▶ DIRECTIONS
Give a count of the lines below that have the string "seam" in them, with no other words.

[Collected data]
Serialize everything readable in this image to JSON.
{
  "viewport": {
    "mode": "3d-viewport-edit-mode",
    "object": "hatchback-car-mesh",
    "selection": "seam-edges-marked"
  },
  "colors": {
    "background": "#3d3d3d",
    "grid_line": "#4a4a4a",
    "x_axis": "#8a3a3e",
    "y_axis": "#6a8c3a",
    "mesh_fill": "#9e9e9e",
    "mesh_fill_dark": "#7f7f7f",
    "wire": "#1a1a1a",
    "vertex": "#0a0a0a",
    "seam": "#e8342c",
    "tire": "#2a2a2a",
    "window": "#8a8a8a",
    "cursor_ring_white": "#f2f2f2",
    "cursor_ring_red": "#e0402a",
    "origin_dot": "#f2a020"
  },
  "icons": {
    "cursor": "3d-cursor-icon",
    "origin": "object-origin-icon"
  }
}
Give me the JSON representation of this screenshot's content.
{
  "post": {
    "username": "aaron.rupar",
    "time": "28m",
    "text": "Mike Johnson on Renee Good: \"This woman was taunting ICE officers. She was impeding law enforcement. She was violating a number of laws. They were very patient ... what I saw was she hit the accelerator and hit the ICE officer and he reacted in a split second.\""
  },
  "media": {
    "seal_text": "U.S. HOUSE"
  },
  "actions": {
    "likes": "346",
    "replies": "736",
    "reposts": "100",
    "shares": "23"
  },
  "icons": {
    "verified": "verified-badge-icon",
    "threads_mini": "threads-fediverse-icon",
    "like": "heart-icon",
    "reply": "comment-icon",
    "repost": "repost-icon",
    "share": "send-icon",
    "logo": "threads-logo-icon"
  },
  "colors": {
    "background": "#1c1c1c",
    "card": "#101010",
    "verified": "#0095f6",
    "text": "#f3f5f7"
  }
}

▶ FINAL RESULT
2